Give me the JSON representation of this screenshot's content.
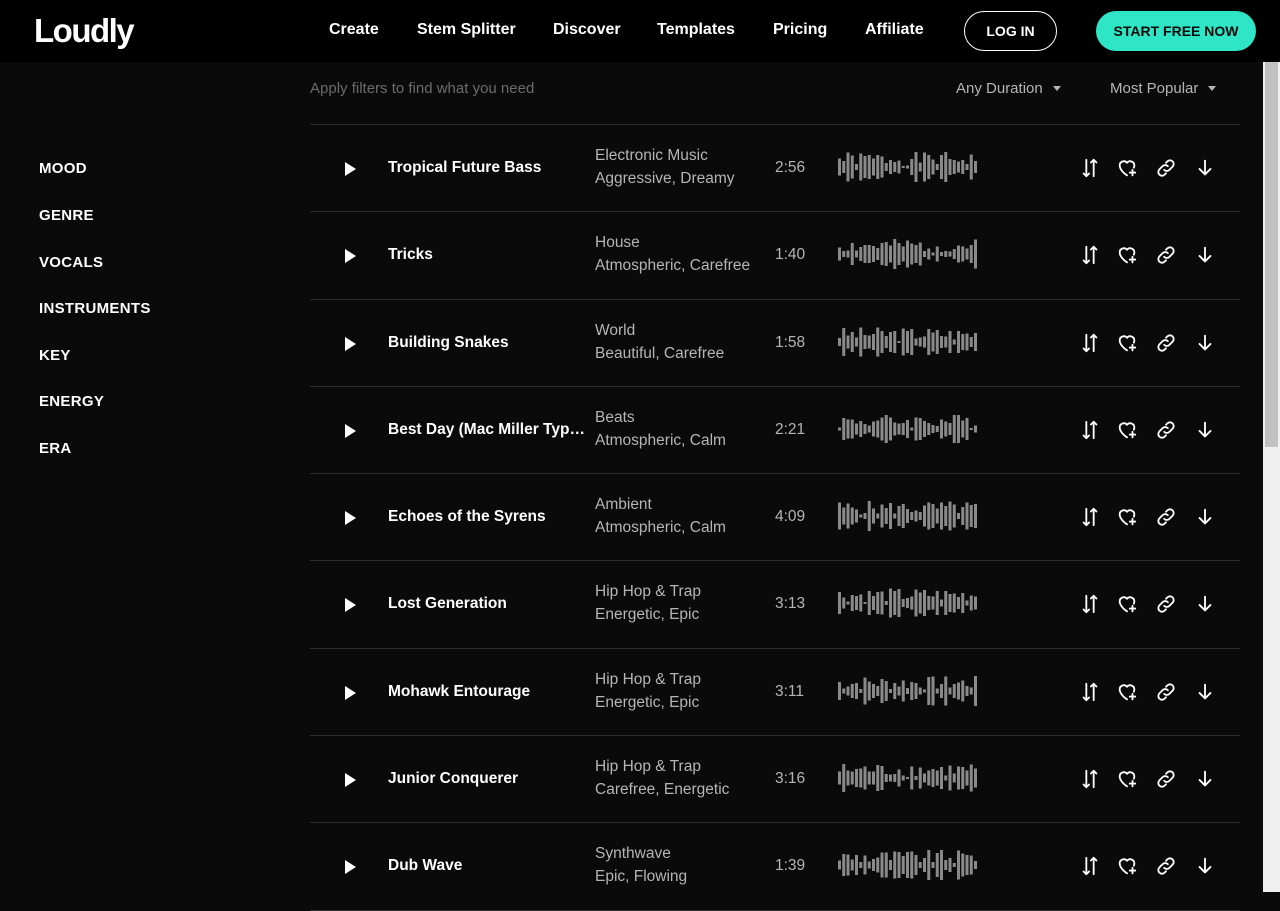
{
  "brand": {
    "logo": "Loudly"
  },
  "nav": {
    "items": [
      "Create",
      "Stem Splitter",
      "Discover",
      "Templates",
      "Pricing",
      "Affiliate"
    ],
    "login": "LOG IN",
    "start": "START FREE NOW"
  },
  "colors": {
    "accent": "#2ee6c5",
    "background": "#0a0a0a",
    "text_muted": "#b5b5b5"
  },
  "sidebar": {
    "items": [
      "MOOD",
      "GENRE",
      "VOCALS",
      "INSTRUMENTS",
      "KEY",
      "ENERGY",
      "ERA"
    ]
  },
  "filters": {
    "hint": "Apply filters to find what you need",
    "duration": "Any Duration",
    "sort": "Most Popular"
  },
  "icons": {
    "play": "play-icon",
    "stems": "stems-icon",
    "favorite": "heart-plus-icon",
    "share": "link-icon",
    "download": "download-icon"
  },
  "tracks": [
    {
      "title": "Tropical Future Bass",
      "genre": "Electronic Music",
      "moods": "Aggressive, Dreamy",
      "duration": "2:56"
    },
    {
      "title": "Tricks",
      "genre": "House",
      "moods": "Atmospheric, Carefree",
      "duration": "1:40"
    },
    {
      "title": "Building Snakes",
      "genre": "World",
      "moods": "Beautiful, Carefree",
      "duration": "1:58"
    },
    {
      "title": "Best Day (Mac Miller Type Beat)",
      "genre": "Beats",
      "moods": "Atmospheric, Calm",
      "duration": "2:21"
    },
    {
      "title": "Echoes of the Syrens",
      "genre": "Ambient",
      "moods": "Atmospheric, Calm",
      "duration": "4:09"
    },
    {
      "title": "Lost Generation",
      "genre": "Hip Hop & Trap",
      "moods": "Energetic, Epic",
      "duration": "3:13"
    },
    {
      "title": "Mohawk Entourage",
      "genre": "Hip Hop & Trap",
      "moods": "Energetic, Epic",
      "duration": "3:11"
    },
    {
      "title": "Junior Conquerer",
      "genre": "Hip Hop & Trap",
      "moods": "Carefree, Energetic",
      "duration": "3:16"
    },
    {
      "title": "Dub Wave",
      "genre": "Synthwave",
      "moods": "Epic, Flowing",
      "duration": "1:39"
    }
  ]
}
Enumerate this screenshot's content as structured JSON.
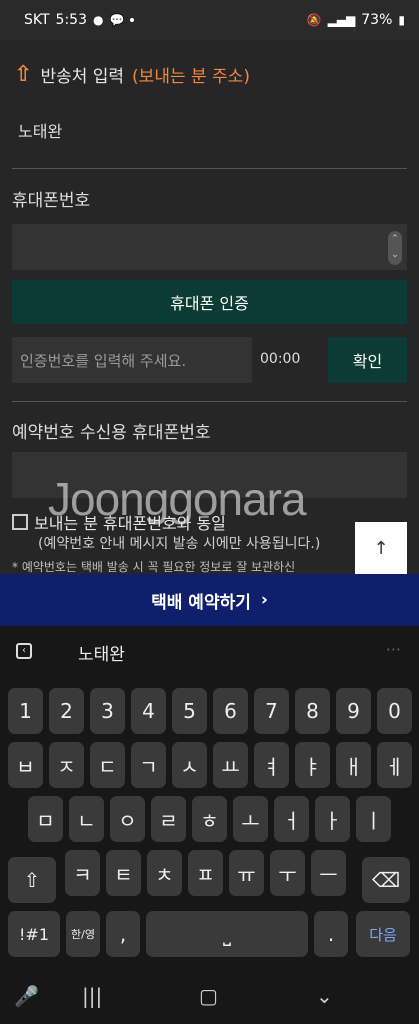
{
  "status": {
    "carrier": "SKT",
    "time": "5:53",
    "battery": "73%"
  },
  "form": {
    "section_title": "반송처 입력",
    "section_title_highlight": "(보내는 분 주소)",
    "sender_name": "노태완",
    "phone_label": "휴대폰번호",
    "phone_verify_button": "휴대폰 인증",
    "cert_placeholder": "인증번호를 입력해 주세요.",
    "timer": "00:00",
    "confirm_button": "확인",
    "reserve_phone_label": "예약번호 수신용 휴대폰번호",
    "same_as_sender": "보내는 분 휴대폰번호와 동일",
    "same_as_sender_note": "(예약번호 안내 메시지 발송 시에만 사용됩니다.)",
    "footnote": "*  예약번호는 택배 발송 시 꼭 필요한 정보로 잘 보관하신",
    "watermark": "Joonggonara",
    "scroll_top": "↑"
  },
  "cta": {
    "label": "택배 예약하기",
    "chevron": "›"
  },
  "keyboard": {
    "suggestion": "노태완",
    "row1": [
      "1",
      "2",
      "3",
      "4",
      "5",
      "6",
      "7",
      "8",
      "9",
      "0"
    ],
    "row2": [
      "ㅂ",
      "ㅈ",
      "ㄷ",
      "ㄱ",
      "ㅅ",
      "ㅛ",
      "ㅕ",
      "ㅑ",
      "ㅐ",
      "ㅔ"
    ],
    "row3": [
      "ㅁ",
      "ㄴ",
      "ㅇ",
      "ㄹ",
      "ㅎ",
      "ㅗ",
      "ㅓ",
      "ㅏ",
      "ㅣ"
    ],
    "row4": [
      "ㅋ",
      "ㅌ",
      "ㅊ",
      "ㅍ",
      "ㅠ",
      "ㅜ",
      "ㅡ"
    ],
    "symbols_key": "!#1",
    "lang_key": "한/영",
    "comma": ",",
    "period": ".",
    "enter_key": "다음"
  }
}
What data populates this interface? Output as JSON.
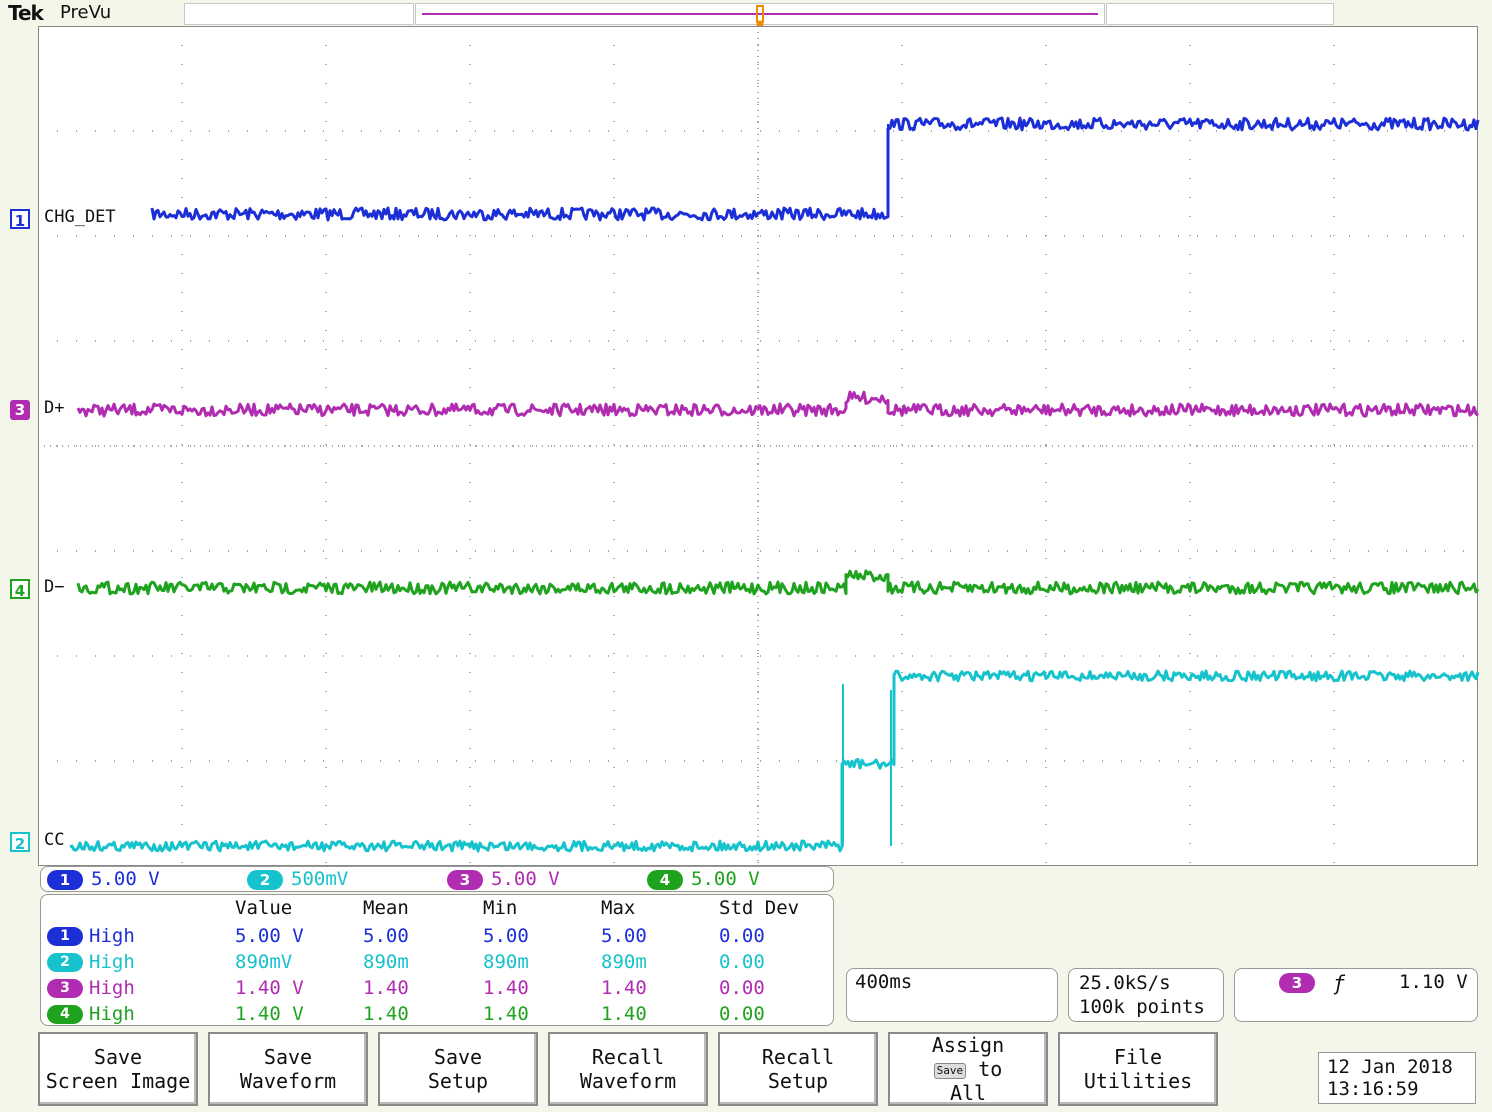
* * * * * * * * *
WHAT THIS TASK INVOLVES
Only lines with the word "content" are wanted, so copy each one from the records.

FINAL ANSWER
Give me the JSON representation of this screenshot's content.
Enumerate this screenshot's content as structured JSON.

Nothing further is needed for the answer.